• **What you should do**: Pick the lines holding the string "chlamydia" out of the records and copy them.

[Stored data]
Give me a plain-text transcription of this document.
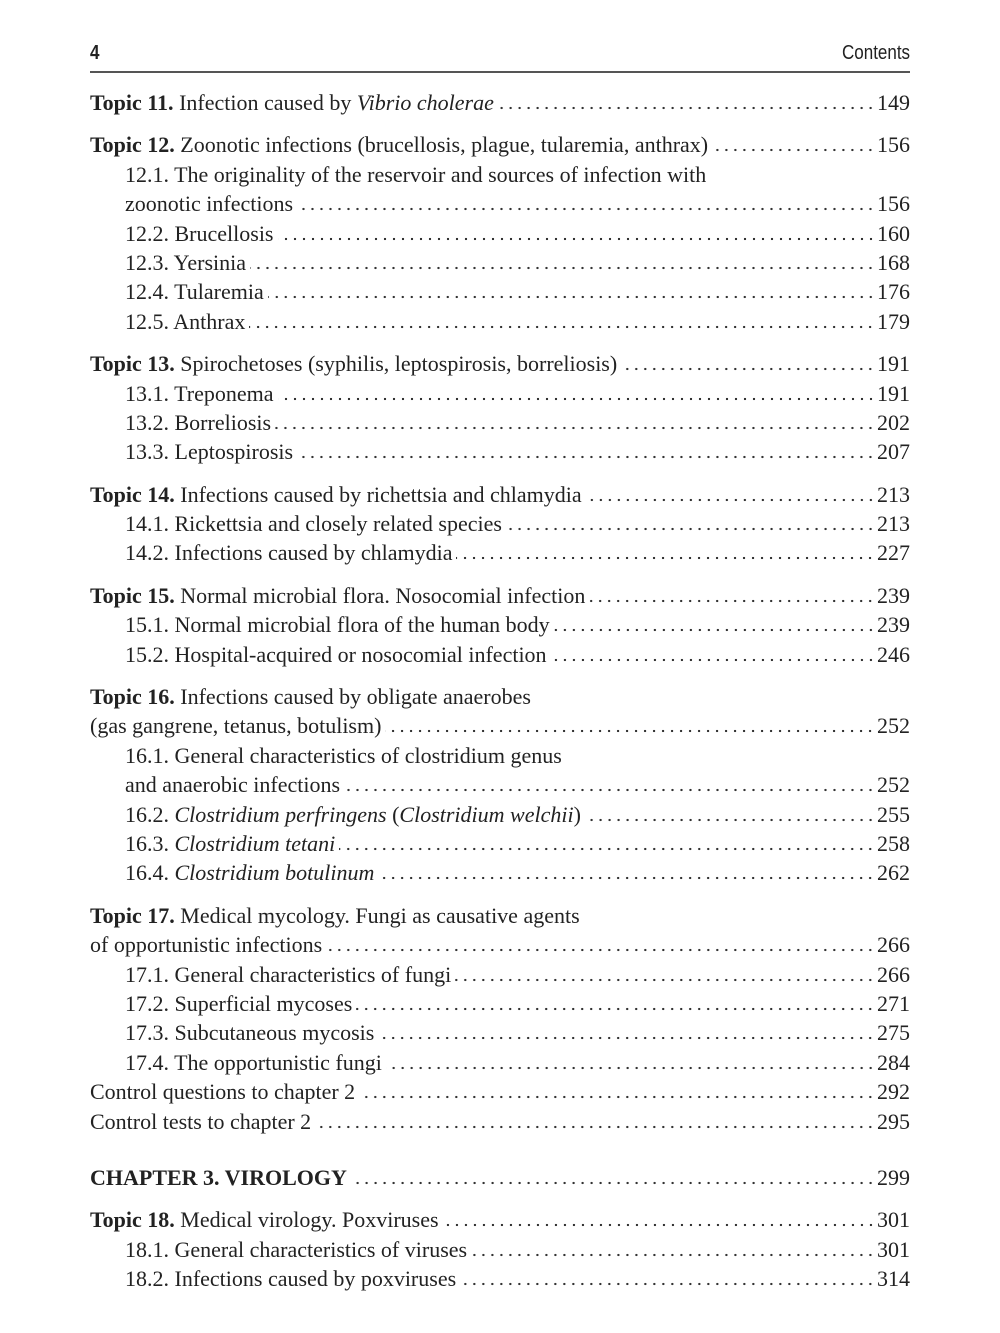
4	Contents
Topic 11. Infection caused by Vibrio cholerae	149
Topic 12. Zoonotic infections (brucellosis, plague, tularemia, anthrax)	156
12.1. The originality of the reservoir and sources of infection with
zoonotic infections	156
12.2. Brucellosis	160
12.3. Yersinia	168
12.4. Tularemia	176
12.5. Anthrax	179
Topic 13. Spirochetoses (syphilis, leptospirosis, borreliosis)	191
13.1. Treponema	191
13.2. Borreliosis	202
13.3. Leptospirosis	207
Topic 14. Infections caused by richettsia and chlamydia	213
14.1. Rickettsia and closely related species	213
14.2. Infections caused by chlamydia	227
Topic 15. Normal microbial flora. Nosocomial infection	239
15.1. Normal microbial flora of the human body	239
15.2. Hospital-acquired or nosocomial infection	246
Topic 16. Infections caused by obligate anaerobes
(gas gangrene, tetanus, botulism)	252
16.1. General characteristics of clostridium genus
and anaerobic infections	252
16.2. Clostridium perfringens (Clostridium welchii)	255
16.3. Clostridium tetani	258
16.4. Clostridium botulinum	262
Topic 17. Medical mycology. Fungi as causative agents
of opportunistic infections	266
17.1. General characteristics of fungi	266
17.2. Superficial mycoses	271
17.3. Subcutaneous mycosis	275
17.4. The opportunistic fungi	284
Control questions to chapter 2	292
Control tests to chapter 2	295
CHAPTER 3. VIROLOGY	299
Topic 18. Medical virology. Poxviruses	301
18.1. General characteristics of viruses	301
18.2. Infections caused by poxviruses	314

• **Result for this task**:
Topic 14. Infections caused by richettsia and chlamydia	213
14.2. Infections caused by chlamydia	227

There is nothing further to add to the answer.